**PROBLEM DESCRIPTION**
Tally up the lines where the string "Copiar" appears; reply with the number only.

**Collected data**
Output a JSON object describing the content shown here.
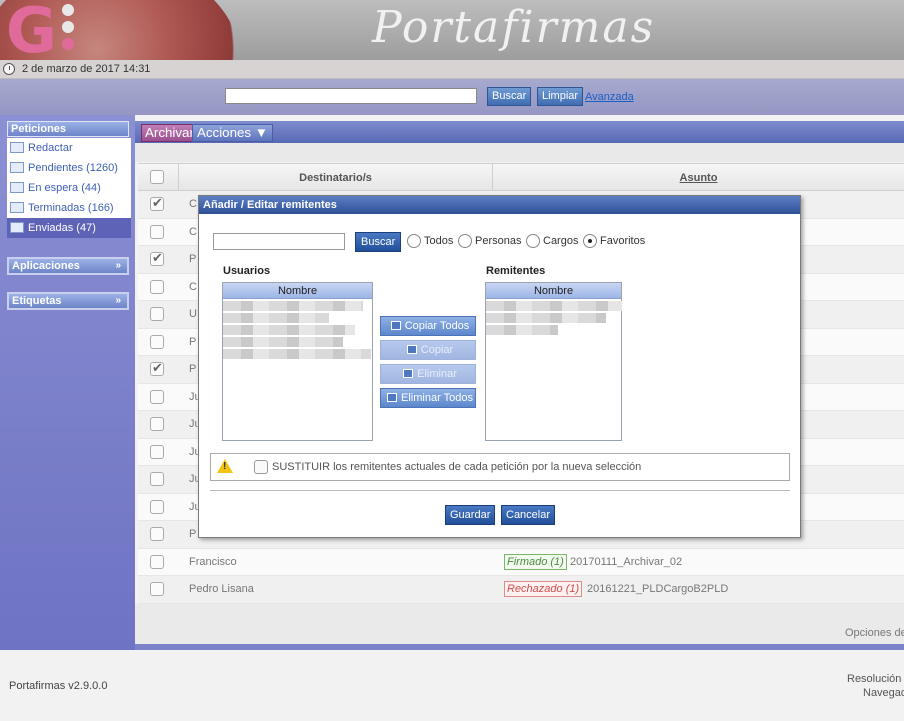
{
  "header": {
    "app_title": "Portafirmas",
    "logo_letter": "G"
  },
  "datebar": {
    "date": "2 de marzo de 2017 14:31"
  },
  "search": {
    "value": "",
    "buscar": "Buscar",
    "limpiar": "Limpiar",
    "avanzada": "Avanzada"
  },
  "sidebar": {
    "peticiones": "Peticiones",
    "items": [
      {
        "label": "Redactar",
        "icon": "compose-icon"
      },
      {
        "label": "Pendientes (1260)",
        "icon": "envelope-icon"
      },
      {
        "label": "En espera (44)",
        "icon": "waiting-icon"
      },
      {
        "label": "Terminadas (166)",
        "icon": "finished-icon"
      },
      {
        "label": "Enviadas (47)",
        "icon": "sent-icon"
      }
    ],
    "aplicaciones": "Aplicaciones",
    "etiquetas": "Etiquetas",
    "chevron": "»"
  },
  "toolbar": {
    "archivar": "Archivar",
    "acciones": "Acciones"
  },
  "table": {
    "headers": {
      "destinatarios": "Destinatario/s",
      "asunto": "Asunto"
    },
    "rows": [
      {
        "checked": true,
        "dest": "C"
      },
      {
        "checked": false,
        "dest": "C"
      },
      {
        "checked": true,
        "dest": "P"
      },
      {
        "checked": false,
        "dest": "C"
      },
      {
        "checked": false,
        "dest": "U"
      },
      {
        "checked": false,
        "dest": "P"
      },
      {
        "checked": true,
        "dest": "P"
      },
      {
        "checked": false,
        "dest": "Ju"
      },
      {
        "checked": false,
        "dest": "Ju"
      },
      {
        "checked": false,
        "dest": "Ju"
      },
      {
        "checked": false,
        "dest": "Ju"
      },
      {
        "checked": false,
        "dest": "Ju"
      },
      {
        "checked": false,
        "dest": "P"
      },
      {
        "checked": false,
        "dest": "Francisco",
        "state": "Firmado (1)",
        "state_type": "signed",
        "subject": "20170111_Archivar_02"
      },
      {
        "checked": false,
        "dest": "Pedro Lisana",
        "state": "Rechazado (1)",
        "state_type": "rejected",
        "subject": "20161221_PLDCargoB2PLD"
      }
    ],
    "opciones": "Opciones de"
  },
  "footer": {
    "version": "Portafirmas v2.9.0.0",
    "resolucion": "Resolución",
    "navegador": "Navegad"
  },
  "modal": {
    "title": "Añadir / Editar remitentes",
    "search_value": "",
    "buscar": "Buscar",
    "radios": [
      {
        "label": "Todos",
        "selected": false
      },
      {
        "label": "Personas",
        "selected": false
      },
      {
        "label": "Cargos",
        "selected": false
      },
      {
        "label": "Favoritos",
        "selected": true
      }
    ],
    "usuarios_label": "Usuarios",
    "remitentes_label": "Remitentes",
    "col_nombre": "Nombre",
    "buttons": {
      "copiar_todos": "Copiar Todos",
      "copiar": "Copiar",
      "eliminar": "Eliminar",
      "eliminar_todos": "Eliminar Todos"
    },
    "sustituir": "SUSTITUIR los remitentes actuales de cada petición por la nueva selección",
    "guardar": "Guardar",
    "cancelar": "Cancelar"
  }
}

**RESPONSE**
2